*Required task*
Check every line of the data below for the string "ENABLED", and copy the ones that hold it.

— BEGIN Listing —

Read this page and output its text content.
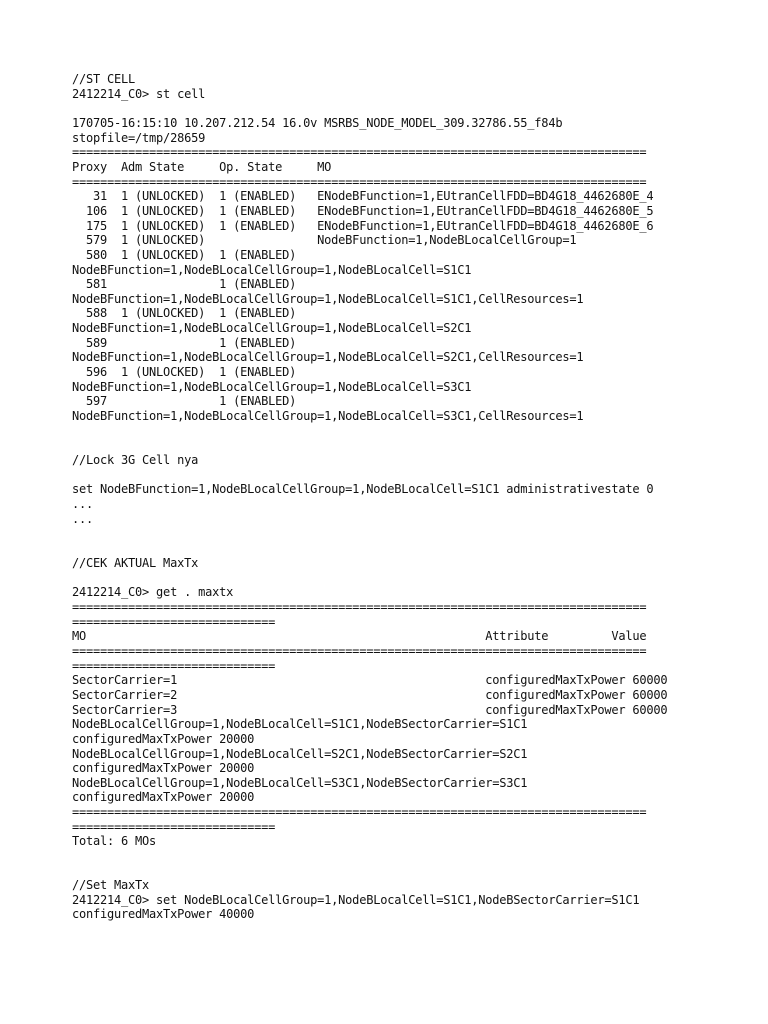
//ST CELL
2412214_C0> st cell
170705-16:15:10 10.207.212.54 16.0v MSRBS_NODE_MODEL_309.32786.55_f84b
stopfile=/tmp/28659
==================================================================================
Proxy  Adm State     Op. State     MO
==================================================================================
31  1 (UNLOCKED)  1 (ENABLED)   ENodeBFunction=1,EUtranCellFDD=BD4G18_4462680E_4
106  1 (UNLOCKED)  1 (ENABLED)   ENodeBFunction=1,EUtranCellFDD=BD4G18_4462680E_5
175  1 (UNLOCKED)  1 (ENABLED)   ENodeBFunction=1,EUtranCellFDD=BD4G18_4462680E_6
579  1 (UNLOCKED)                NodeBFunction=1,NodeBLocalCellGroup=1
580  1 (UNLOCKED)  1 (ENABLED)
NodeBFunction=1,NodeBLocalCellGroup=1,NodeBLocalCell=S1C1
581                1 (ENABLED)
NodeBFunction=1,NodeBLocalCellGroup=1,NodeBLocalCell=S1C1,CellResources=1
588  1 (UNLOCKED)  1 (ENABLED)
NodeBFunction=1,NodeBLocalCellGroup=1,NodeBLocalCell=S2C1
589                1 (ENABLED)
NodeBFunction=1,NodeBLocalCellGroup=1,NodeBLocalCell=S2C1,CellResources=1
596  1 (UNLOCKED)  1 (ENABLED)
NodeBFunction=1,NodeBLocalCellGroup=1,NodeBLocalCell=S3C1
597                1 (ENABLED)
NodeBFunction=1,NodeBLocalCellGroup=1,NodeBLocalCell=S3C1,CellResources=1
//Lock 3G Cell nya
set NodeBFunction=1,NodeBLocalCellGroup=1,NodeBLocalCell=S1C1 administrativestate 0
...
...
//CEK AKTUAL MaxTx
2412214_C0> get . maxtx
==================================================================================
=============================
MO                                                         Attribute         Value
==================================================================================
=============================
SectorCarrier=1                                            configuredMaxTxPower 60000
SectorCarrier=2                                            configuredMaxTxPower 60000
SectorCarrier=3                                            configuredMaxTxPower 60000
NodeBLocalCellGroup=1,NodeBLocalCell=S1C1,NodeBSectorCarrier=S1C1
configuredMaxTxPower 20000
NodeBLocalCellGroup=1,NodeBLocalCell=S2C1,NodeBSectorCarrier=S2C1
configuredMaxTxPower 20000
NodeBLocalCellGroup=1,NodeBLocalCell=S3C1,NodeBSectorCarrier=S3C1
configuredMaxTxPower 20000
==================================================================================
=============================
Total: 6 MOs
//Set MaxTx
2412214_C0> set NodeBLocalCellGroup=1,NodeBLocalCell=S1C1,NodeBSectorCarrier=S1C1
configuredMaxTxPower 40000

— END Listing —
— BEGIN Listing —

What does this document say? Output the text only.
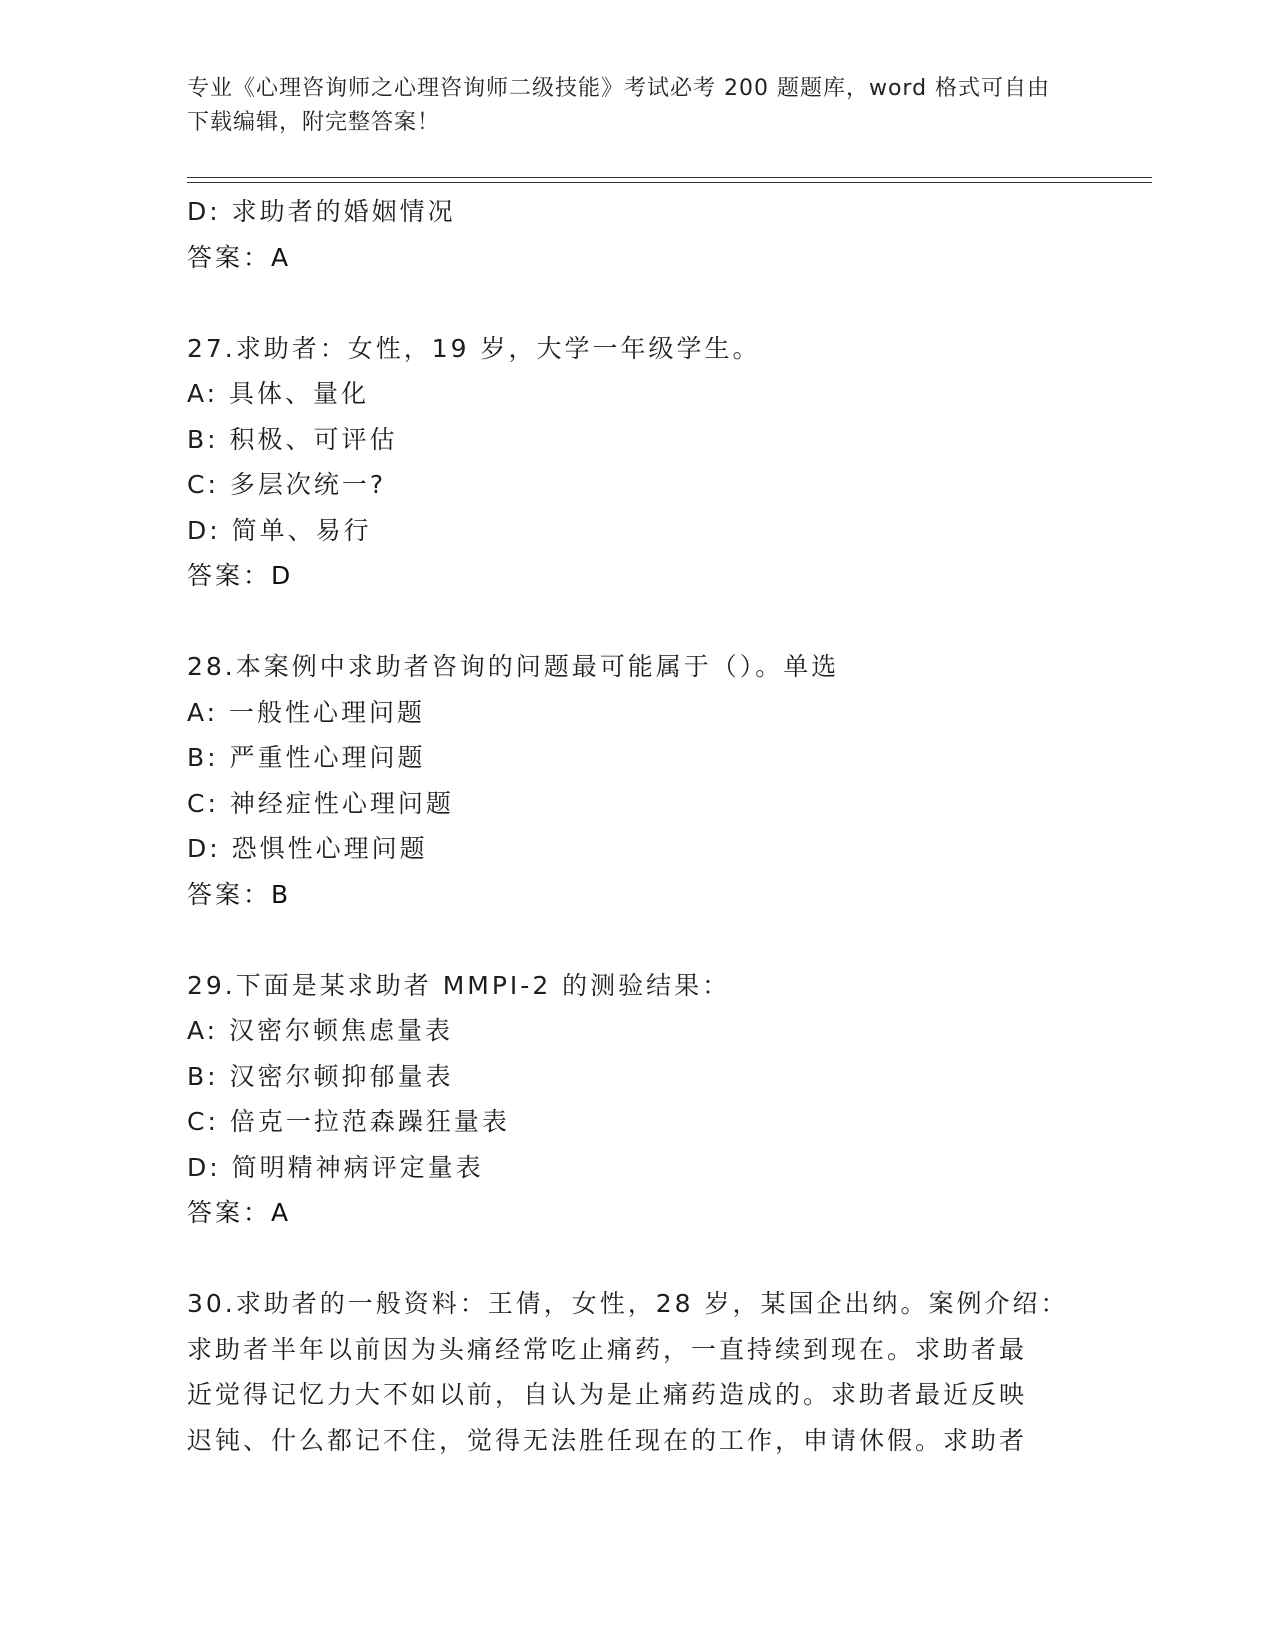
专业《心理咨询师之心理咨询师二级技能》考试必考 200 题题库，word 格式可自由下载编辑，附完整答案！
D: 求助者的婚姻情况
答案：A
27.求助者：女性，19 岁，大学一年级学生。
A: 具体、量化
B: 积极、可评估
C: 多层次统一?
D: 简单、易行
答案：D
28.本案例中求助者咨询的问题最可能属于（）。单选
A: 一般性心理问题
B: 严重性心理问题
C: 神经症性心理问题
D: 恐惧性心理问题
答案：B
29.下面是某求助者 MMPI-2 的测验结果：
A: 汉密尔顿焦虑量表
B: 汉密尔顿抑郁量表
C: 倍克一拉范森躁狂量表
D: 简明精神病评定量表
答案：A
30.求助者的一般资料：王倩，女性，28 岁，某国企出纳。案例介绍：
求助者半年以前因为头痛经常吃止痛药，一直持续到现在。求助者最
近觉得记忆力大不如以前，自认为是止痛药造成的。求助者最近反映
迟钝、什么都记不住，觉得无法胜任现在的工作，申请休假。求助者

— END Listing —

*Response to the exercise*
31  1 (UNLOCKED)  1 (ENABLED)   ENodeBFunction=1,EUtranCellFDD=BD4G18_4462680E_4
106  1 (UNLOCKED)  1 (ENABLED)   ENodeBFunction=1,EUtranCellFDD=BD4G18_4462680E_5
175  1 (UNLOCKED)  1 (ENABLED)   ENodeBFunction=1,EUtranCellFDD=BD4G18_4462680E_6
580  1 (UNLOCKED)  1 (ENABLED)
581                1 (ENABLED)
588  1 (UNLOCKED)  1 (ENABLED)
589                1 (ENABLED)
596  1 (UNLOCKED)  1 (ENABLED)
597                1 (ENABLED)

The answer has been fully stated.